**Exercise instructions**
Repeat the material below exactly, with no pictures.

**Items from a dataset**
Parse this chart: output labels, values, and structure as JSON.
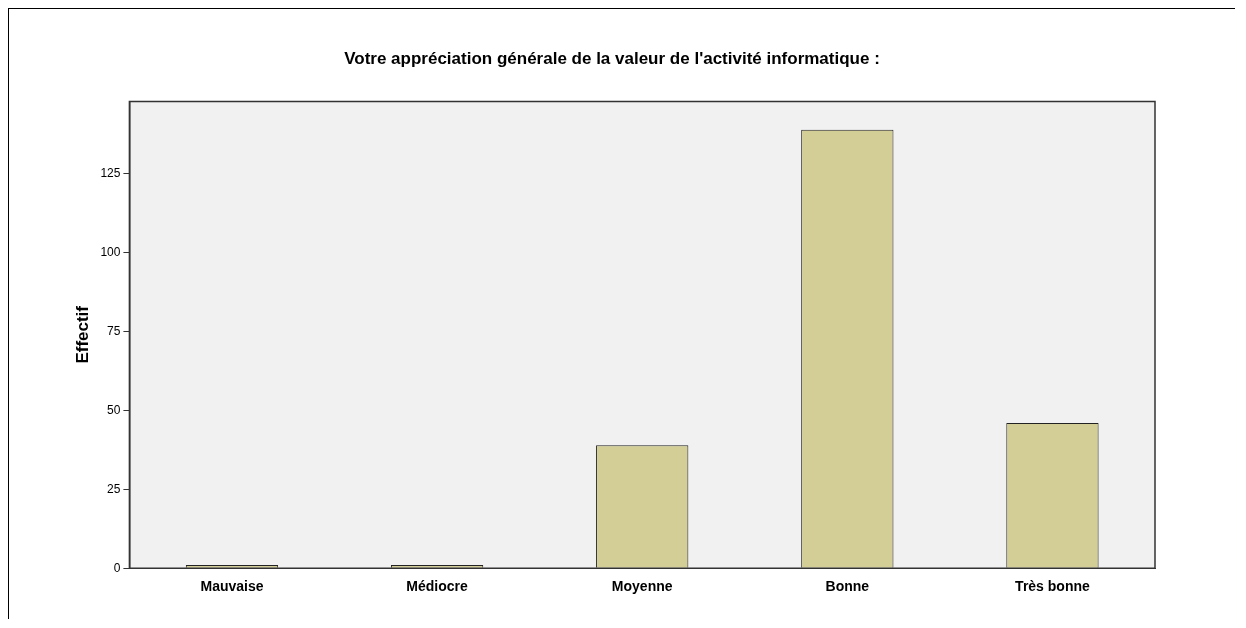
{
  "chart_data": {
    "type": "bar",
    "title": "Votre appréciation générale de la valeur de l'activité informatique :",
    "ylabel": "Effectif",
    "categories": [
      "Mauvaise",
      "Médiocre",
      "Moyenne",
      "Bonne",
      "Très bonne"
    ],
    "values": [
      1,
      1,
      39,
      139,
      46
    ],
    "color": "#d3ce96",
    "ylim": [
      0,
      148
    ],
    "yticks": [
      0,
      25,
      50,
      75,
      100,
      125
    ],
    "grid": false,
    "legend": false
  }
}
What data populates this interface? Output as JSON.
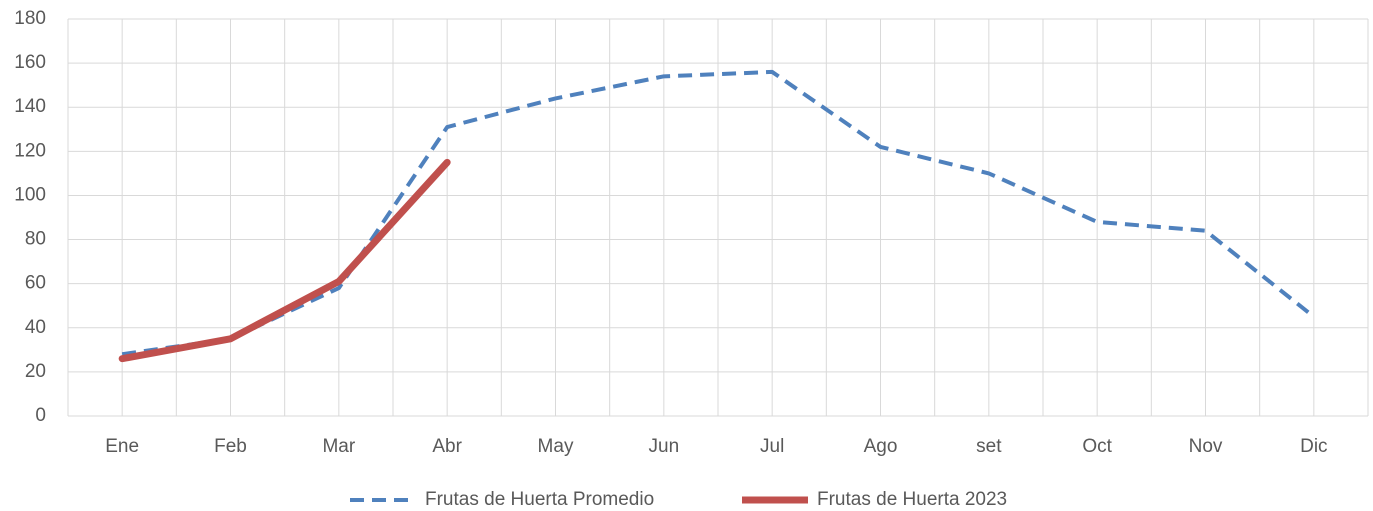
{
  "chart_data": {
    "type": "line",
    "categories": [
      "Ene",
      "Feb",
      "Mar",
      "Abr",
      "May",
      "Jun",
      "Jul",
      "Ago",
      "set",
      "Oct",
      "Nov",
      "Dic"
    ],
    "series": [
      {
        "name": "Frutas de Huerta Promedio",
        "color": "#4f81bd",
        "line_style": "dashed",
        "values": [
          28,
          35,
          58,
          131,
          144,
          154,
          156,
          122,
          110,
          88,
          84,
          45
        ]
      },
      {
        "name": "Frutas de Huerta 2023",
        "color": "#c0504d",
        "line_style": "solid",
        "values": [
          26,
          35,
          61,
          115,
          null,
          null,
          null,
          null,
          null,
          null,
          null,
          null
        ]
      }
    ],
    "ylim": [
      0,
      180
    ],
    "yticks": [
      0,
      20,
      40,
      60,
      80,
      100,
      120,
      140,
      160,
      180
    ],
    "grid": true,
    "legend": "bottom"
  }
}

**Solution for this exercise**
Parse this chart: output labels, values, and structure as JSON.
{
  "chart_data": {
    "type": "bar",
    "title": "Votre appréciation générale de la valeur de l'activité informatique :",
    "ylabel": "Effectif",
    "categories": [
      "Mauvaise",
      "Médiocre",
      "Moyenne",
      "Bonne",
      "Très bonne"
    ],
    "values": [
      1,
      1,
      39,
      139,
      46
    ],
    "color": "#d3ce96",
    "ylim": [
      0,
      148
    ],
    "yticks": [
      0,
      25,
      50,
      75,
      100,
      125
    ],
    "grid": false,
    "legend": false
  }
}
What data populates this interface? Output as JSON.
{
  "chart_data": {
    "type": "line",
    "categories": [
      "Ene",
      "Feb",
      "Mar",
      "Abr",
      "May",
      "Jun",
      "Jul",
      "Ago",
      "set",
      "Oct",
      "Nov",
      "Dic"
    ],
    "series": [
      {
        "name": "Frutas de Huerta Promedio",
        "color": "#4f81bd",
        "line_style": "dashed",
        "values": [
          28,
          35,
          58,
          131,
          144,
          154,
          156,
          122,
          110,
          88,
          84,
          45
        ]
      },
      {
        "name": "Frutas de Huerta 2023",
        "color": "#c0504d",
        "line_style": "solid",
        "values": [
          26,
          35,
          61,
          115,
          null,
          null,
          null,
          null,
          null,
          null,
          null,
          null
        ]
      }
    ],
    "ylim": [
      0,
      180
    ],
    "yticks": [
      0,
      20,
      40,
      60,
      80,
      100,
      120,
      140,
      160,
      180
    ],
    "grid": true,
    "legend": "bottom"
  }
}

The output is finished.